§ Page extract

====

5 years ago I was working at Continental Airlines learning MSI with Windows Installer 2.0. One of the biggest pain points was troubleshooting why services wouldn't start. Some programs just had horrible COM/ATL issues relating to COM extraction not working and /regsvr having race problems.
One of the more aggravating scenarios was for a program called Gate Reader that had a windows service with a dependency on a active directory service account.
Inevitably one of two things would go wrong: Either someone had locked the account out ( and no installs would work for up to the next 15 minutes ) or the service account had never been assigned the SeServiceLogonRight priv on the machine being installed to.
Now we can talk about eliminating the dependency by eliminating the service account but at the end of the day development typically doesn't give a flying brown mass about deployment/operational problems.
So it's the later that always irritated me. Why in the world is it that Windows Installer has columns in the ServiceInstall table for describing a service account but when it creates the service it doesnt' grant the SeServiceLogonRight priviledge?
A quick hop over to Services and type in the username and password gets you a dialog that says the account has been granted logon as service.

====

Document layout detection data:
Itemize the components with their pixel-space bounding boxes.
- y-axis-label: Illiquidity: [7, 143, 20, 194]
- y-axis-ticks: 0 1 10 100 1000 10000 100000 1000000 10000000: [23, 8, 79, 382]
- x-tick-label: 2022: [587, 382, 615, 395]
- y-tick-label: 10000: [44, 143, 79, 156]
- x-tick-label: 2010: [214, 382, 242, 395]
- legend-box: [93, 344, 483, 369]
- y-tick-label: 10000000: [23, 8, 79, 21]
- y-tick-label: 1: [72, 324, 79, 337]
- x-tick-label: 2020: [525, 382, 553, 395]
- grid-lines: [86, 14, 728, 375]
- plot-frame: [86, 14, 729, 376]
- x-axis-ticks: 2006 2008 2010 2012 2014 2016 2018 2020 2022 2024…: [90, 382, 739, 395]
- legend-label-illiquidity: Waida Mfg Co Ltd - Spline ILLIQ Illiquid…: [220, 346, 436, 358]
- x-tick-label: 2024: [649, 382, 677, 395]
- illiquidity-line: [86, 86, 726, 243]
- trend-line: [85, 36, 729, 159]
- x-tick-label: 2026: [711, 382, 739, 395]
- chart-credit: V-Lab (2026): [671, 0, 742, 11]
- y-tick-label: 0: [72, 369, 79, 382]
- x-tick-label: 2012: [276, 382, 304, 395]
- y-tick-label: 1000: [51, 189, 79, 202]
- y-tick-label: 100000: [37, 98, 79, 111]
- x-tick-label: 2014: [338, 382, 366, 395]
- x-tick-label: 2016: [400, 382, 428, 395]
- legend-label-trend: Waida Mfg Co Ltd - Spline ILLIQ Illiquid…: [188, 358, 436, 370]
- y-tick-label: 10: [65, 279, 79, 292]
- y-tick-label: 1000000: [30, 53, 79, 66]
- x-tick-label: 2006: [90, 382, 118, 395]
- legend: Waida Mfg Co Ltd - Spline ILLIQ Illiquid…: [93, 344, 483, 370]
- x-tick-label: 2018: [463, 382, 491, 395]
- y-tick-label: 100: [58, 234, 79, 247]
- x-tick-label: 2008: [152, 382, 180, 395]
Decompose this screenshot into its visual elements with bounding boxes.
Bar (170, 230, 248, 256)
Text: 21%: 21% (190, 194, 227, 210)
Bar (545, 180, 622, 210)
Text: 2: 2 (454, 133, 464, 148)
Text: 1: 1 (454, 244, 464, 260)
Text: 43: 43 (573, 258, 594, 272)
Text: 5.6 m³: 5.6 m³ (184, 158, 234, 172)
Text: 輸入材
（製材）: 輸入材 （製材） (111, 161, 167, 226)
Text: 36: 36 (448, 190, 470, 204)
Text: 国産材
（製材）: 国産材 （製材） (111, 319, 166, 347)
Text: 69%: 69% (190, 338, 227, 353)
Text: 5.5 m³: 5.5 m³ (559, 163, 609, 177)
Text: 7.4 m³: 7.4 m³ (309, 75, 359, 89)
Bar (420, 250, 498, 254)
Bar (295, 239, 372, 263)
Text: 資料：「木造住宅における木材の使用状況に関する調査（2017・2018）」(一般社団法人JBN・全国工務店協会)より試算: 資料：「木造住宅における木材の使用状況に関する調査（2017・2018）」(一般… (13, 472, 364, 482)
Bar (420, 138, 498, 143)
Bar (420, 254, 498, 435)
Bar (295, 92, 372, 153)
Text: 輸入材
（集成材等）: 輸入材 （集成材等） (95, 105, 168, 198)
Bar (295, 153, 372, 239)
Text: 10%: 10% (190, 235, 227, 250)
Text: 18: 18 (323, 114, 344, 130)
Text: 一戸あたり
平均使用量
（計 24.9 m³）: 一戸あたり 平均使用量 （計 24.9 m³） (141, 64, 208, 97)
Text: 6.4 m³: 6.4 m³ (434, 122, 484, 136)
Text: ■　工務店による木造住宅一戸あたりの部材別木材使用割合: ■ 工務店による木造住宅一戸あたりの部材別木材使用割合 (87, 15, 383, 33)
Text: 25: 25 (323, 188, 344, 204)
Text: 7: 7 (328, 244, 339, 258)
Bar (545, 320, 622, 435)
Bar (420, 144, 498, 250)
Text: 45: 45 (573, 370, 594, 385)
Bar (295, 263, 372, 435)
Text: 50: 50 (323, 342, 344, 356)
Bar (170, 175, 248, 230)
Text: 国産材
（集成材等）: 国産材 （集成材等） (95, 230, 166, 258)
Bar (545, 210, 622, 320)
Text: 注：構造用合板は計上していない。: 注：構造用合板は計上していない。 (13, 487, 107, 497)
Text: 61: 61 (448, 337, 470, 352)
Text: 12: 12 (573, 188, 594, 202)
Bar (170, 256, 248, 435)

====

§ Problems and tasks
**a)** In the Windows Installer post, what privilege had the service account sometimes never been assigned on the target machine?
**b)** Continue the post about Windows Installer and service accounts from the point where it stops.
The material has no connection to the text about Windows Installer.

§ Task-by-task answers
**a)** SeServiceLogonRight

**b)**
I know I'm not the only one to have this problem because there are many threads where setup developers suggest using the not-quite-redistributable NTRIGHTS.EXE to get around the problem.
So anyways, it's now 2008 and I'm running MSI 4.5 and sure enough, it's still a problem. Ugh. The good thing is I've since learned C# ( Gatereader was a .NET 1.1 application at the time ) and I've got DTF at my disposal. This allows me to make use of a project that was available on
CodeProject some five years ago that at the time meant nothing to me:
LsaUtility.SetRight( session.CustomActionData["ServiceAccount"], "SeServiceLogonRight" );
Nice, thank you DTF! Now my real implementation is datadriven using the ServiceInstall table but I wanted to show how simple the problem is to solve with just one line of C# thanks to a freely available class file and DTF.
So while some things stay the same, some things actually do get better.